» **REQUIREMENT**: Reproduce the data below verbatim from the line containing "Read this page and output its text content." through its final line, and produce nothing more.

**** PROVIDED DATA

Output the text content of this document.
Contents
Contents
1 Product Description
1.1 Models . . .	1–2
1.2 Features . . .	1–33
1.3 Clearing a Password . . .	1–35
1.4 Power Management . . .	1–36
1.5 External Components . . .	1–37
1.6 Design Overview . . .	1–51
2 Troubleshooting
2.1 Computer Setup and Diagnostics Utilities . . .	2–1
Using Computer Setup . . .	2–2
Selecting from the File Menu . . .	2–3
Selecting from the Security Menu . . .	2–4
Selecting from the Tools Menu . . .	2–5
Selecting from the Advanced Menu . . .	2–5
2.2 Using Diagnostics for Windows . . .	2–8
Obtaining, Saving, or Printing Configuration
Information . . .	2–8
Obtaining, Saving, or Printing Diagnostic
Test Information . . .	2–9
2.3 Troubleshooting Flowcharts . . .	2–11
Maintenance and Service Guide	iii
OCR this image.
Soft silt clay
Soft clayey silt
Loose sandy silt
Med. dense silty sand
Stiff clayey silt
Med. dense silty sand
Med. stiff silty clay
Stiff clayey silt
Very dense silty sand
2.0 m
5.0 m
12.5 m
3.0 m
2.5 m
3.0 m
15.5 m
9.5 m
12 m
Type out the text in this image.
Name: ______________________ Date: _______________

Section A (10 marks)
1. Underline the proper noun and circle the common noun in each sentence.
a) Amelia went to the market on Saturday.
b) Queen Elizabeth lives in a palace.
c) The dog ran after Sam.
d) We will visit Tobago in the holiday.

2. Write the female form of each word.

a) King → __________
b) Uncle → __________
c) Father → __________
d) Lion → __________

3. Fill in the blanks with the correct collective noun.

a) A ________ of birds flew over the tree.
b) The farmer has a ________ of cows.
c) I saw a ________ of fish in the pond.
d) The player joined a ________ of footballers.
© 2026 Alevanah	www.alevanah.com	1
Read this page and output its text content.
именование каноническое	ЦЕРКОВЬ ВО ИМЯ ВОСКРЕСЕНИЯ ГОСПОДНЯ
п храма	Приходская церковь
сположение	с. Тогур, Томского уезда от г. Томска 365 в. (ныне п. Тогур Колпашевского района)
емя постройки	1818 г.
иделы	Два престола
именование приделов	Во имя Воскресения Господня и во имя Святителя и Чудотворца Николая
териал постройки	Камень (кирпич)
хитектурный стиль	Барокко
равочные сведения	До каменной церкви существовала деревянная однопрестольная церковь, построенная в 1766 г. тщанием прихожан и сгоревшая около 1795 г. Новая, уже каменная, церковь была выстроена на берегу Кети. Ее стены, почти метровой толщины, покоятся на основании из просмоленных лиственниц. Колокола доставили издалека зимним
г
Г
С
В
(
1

********

» **ANSWER TO THIS PROBLEM**:
Read this page and output its text content.
именование каноническое	ЦЕРКОВЬ ВО ИМЯ ВОСКРЕСЕНИЯ ГОСПОДНЯ
п храма	Приходская церковь
сположение	с. Тогур, Томского уезда от г. Томска 365 в. (ныне п. Тогур Колпашевского района)
емя постройки	1818 г.
иделы	Два престола
именование приделов	Во имя Воскресения Господня и во имя Святителя и Чудотворца Николая
териал постройки	Камень (кирпич)
хитектурный стиль	Барокко
равочные сведения	До каменной церкви существовала деревянная однопрестольная церковь, построенная в 1766 г. тщанием прихожан и сгоревшая около 1795 г. Новая, уже каменная, церковь была выстроена на берегу Кети. Ее стены, почти метровой толщины, покоятся на основании из просмоленных лиственниц. Колокола доставили издалека зимним
г
Г
С
В
(
1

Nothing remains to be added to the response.